● What the exercise asks: Write out all lines holding the word "Messgeräts".

● Listed entries:
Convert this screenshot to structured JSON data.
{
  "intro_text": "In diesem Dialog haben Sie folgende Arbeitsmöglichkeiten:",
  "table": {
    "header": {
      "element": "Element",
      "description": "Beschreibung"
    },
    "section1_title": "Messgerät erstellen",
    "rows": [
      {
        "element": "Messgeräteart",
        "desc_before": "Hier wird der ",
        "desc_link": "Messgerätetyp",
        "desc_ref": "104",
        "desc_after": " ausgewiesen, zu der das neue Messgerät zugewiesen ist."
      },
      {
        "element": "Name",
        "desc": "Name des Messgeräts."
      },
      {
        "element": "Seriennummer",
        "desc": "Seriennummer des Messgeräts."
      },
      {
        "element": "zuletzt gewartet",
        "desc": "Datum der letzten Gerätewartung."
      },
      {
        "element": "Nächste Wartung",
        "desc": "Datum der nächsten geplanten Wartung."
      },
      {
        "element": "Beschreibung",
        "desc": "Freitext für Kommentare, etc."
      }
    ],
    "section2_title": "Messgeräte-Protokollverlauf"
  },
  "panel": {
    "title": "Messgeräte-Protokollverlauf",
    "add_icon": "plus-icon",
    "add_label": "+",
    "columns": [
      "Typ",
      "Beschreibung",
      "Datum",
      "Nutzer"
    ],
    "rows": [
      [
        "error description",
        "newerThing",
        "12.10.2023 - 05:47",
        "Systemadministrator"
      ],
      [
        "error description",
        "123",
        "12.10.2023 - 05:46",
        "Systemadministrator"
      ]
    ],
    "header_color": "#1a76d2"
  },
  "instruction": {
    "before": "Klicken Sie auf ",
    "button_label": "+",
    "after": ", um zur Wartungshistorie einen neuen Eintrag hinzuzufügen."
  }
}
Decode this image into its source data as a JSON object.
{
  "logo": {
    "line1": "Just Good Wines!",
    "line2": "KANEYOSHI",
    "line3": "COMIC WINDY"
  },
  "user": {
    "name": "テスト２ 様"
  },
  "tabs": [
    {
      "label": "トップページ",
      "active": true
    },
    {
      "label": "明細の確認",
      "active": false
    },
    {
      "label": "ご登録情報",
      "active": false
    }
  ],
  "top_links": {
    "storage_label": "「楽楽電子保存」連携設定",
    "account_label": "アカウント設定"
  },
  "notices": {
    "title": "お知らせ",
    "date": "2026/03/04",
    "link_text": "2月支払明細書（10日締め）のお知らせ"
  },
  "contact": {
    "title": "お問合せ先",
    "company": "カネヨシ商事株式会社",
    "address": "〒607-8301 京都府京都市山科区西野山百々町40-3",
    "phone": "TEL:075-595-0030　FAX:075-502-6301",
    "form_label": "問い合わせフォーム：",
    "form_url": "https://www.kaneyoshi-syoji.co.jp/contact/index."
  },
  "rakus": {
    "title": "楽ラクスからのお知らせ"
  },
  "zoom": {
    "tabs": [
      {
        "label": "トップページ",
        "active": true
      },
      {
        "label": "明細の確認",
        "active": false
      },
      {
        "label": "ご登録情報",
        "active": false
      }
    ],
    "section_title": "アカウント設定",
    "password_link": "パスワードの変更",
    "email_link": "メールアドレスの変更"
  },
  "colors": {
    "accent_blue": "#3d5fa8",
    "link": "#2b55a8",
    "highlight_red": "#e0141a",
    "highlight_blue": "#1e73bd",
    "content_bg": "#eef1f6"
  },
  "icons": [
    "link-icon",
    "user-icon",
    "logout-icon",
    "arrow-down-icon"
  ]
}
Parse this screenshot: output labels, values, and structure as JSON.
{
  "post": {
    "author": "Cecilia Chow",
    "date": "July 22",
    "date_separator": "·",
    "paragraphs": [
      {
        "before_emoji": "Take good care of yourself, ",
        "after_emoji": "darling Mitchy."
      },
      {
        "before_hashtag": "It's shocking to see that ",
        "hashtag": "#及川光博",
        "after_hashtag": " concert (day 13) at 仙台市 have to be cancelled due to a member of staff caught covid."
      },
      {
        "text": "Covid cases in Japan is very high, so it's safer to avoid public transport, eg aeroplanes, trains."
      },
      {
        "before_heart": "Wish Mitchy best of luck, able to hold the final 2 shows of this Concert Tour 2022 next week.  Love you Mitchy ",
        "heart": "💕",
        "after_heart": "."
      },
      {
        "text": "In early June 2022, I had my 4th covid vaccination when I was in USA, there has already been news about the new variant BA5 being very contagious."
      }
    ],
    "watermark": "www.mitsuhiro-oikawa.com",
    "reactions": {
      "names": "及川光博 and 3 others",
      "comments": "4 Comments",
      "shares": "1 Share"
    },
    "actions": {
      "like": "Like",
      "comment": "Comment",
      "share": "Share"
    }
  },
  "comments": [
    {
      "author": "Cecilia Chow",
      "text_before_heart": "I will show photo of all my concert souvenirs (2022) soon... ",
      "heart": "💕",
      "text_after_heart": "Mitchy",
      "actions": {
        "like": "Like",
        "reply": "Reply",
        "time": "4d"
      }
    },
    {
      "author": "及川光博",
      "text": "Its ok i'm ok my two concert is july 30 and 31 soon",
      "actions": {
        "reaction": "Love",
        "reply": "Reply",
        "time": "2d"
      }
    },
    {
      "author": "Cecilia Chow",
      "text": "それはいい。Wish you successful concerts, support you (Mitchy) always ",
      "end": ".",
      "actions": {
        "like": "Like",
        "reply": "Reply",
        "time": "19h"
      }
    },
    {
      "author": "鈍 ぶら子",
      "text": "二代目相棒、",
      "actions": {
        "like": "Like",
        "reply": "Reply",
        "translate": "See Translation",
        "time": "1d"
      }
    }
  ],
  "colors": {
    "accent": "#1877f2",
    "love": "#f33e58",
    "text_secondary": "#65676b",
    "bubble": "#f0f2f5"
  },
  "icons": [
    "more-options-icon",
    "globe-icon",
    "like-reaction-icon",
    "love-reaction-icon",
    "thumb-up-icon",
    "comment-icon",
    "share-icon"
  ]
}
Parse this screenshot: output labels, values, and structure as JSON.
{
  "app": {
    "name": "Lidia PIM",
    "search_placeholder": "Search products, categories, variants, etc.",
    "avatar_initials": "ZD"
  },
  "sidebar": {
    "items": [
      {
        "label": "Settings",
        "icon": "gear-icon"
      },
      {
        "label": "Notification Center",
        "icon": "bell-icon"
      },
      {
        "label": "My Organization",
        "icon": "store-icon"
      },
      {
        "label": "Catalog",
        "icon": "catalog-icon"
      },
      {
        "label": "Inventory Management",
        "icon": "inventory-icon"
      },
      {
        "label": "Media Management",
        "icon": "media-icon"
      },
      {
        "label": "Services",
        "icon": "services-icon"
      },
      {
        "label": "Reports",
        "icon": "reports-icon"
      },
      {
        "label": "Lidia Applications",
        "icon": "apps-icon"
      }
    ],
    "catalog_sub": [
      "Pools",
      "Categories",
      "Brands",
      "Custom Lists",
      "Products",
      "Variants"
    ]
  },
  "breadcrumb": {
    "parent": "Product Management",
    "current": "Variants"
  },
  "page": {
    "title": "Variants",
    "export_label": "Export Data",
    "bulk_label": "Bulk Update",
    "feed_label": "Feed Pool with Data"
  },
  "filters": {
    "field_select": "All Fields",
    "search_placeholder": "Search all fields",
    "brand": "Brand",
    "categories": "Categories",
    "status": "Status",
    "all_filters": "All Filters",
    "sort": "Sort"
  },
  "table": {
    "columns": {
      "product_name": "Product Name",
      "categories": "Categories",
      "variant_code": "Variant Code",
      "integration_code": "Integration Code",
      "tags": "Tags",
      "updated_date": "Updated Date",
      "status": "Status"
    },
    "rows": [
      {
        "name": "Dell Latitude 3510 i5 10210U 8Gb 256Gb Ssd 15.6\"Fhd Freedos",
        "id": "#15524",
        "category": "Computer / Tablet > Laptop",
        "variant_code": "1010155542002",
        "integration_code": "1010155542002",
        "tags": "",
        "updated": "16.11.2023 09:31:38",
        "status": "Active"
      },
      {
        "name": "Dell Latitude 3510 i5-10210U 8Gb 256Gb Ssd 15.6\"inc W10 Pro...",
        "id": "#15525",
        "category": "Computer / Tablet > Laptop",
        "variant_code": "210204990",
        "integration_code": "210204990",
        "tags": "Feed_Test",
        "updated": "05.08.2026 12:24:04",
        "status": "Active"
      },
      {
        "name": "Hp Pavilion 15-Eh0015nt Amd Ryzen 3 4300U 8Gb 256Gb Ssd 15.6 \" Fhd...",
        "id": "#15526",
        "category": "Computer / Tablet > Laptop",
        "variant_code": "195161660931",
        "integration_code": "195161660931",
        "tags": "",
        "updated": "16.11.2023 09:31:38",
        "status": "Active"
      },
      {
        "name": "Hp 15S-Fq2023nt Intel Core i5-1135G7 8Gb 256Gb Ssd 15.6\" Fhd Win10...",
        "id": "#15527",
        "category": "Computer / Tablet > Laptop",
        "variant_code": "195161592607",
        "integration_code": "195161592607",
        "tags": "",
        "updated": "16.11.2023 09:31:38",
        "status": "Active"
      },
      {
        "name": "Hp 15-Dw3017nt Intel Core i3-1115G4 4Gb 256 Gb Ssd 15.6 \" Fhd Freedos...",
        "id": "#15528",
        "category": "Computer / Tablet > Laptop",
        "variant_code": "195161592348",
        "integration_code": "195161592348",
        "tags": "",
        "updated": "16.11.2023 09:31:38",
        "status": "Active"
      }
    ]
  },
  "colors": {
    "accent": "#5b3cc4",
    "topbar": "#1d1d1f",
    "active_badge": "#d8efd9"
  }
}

● Solved problem:
        "desc": "Name des Messgeräts."
        "desc": "Seriennummer des Messgeräts."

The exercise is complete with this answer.